-- Start of INPUT ROWS --
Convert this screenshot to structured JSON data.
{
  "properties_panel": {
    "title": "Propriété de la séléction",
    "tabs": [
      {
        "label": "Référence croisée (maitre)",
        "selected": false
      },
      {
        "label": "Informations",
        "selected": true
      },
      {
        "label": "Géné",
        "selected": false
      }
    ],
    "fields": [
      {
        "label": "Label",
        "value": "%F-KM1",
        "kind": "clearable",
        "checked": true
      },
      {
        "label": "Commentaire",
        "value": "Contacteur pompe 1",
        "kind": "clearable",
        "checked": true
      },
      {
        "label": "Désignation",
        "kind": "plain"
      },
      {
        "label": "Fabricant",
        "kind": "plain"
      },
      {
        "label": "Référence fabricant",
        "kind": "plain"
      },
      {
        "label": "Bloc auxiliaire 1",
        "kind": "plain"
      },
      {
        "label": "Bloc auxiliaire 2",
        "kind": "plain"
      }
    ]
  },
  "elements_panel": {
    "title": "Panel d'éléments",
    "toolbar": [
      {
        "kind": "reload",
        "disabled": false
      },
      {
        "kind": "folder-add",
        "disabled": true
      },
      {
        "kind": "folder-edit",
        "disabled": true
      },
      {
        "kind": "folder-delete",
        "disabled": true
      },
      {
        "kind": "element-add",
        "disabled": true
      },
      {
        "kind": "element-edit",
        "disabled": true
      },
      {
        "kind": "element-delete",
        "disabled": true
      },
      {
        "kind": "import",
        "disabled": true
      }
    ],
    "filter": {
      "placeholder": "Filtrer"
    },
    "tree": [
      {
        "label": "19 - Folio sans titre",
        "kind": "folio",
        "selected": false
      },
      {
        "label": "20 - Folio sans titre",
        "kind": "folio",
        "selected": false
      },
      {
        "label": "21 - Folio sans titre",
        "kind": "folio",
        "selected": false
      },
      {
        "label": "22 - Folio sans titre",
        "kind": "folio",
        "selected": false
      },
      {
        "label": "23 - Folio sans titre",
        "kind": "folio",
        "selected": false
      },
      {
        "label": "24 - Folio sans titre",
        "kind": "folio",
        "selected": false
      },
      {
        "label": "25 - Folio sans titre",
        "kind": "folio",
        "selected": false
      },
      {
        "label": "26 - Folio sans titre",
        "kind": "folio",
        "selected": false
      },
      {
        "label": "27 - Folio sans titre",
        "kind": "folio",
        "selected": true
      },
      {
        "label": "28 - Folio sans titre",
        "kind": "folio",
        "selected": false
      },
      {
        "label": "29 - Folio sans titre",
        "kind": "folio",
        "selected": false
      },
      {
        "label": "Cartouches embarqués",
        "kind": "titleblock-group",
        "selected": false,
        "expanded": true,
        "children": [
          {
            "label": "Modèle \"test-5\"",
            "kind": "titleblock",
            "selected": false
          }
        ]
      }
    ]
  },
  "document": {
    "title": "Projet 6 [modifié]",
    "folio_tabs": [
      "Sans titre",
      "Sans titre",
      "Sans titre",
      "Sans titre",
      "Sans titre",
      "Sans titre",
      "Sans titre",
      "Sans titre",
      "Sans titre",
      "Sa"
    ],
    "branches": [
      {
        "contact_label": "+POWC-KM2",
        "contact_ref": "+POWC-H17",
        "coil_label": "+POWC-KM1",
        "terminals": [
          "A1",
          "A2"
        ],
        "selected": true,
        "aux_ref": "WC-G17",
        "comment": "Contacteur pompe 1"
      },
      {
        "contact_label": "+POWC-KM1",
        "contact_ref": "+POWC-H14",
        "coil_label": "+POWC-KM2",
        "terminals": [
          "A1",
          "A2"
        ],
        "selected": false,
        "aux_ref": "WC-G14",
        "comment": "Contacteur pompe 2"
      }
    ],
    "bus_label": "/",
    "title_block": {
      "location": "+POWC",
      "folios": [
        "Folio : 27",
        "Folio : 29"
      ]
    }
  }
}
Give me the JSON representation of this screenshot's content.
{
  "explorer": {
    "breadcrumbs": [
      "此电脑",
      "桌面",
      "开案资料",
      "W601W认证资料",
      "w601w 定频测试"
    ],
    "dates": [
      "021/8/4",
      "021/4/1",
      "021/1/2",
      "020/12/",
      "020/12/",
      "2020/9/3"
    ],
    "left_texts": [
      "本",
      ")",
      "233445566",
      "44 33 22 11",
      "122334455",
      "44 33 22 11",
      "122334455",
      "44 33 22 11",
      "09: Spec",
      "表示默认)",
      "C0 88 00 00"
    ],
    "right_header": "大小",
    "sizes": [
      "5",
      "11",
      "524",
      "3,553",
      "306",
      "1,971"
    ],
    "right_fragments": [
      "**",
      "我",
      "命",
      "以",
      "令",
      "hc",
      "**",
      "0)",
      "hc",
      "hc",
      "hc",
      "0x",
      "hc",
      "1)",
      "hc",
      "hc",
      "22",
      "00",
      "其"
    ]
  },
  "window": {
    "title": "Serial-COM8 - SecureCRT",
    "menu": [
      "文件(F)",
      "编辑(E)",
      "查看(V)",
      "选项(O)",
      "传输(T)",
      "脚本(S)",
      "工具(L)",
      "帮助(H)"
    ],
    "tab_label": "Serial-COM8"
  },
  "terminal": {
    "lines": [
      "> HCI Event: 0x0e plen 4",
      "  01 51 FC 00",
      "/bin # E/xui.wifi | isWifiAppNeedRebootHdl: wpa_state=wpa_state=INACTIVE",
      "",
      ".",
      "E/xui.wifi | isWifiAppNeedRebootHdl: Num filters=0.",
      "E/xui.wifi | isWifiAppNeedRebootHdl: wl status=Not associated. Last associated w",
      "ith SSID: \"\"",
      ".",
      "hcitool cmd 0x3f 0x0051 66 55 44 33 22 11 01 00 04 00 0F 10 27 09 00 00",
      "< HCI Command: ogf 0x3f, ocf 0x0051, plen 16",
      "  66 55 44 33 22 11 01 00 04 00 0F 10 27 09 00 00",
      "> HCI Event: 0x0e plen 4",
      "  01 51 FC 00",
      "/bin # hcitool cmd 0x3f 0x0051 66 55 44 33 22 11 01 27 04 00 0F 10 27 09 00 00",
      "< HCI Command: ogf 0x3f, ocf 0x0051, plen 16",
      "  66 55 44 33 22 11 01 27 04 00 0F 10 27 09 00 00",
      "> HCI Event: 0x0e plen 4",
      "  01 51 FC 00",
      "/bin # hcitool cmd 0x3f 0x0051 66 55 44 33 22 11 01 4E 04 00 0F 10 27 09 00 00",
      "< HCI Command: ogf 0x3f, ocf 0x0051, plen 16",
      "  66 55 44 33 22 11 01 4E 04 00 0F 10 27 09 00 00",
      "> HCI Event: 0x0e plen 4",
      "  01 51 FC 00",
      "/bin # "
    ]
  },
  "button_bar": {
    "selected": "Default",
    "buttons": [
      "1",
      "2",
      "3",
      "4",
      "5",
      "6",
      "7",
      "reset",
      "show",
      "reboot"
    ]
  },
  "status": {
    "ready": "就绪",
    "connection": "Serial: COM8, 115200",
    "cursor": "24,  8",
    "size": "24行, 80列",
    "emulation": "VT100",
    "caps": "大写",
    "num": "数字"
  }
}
-- End of INPUT ROWS --
- _OBJECTIVE_: Return every line above in which the string "delete" occurs.

- _COMPLETED EXERCISE_:
        "kind": "folder-delete",
        "kind": "element-delete",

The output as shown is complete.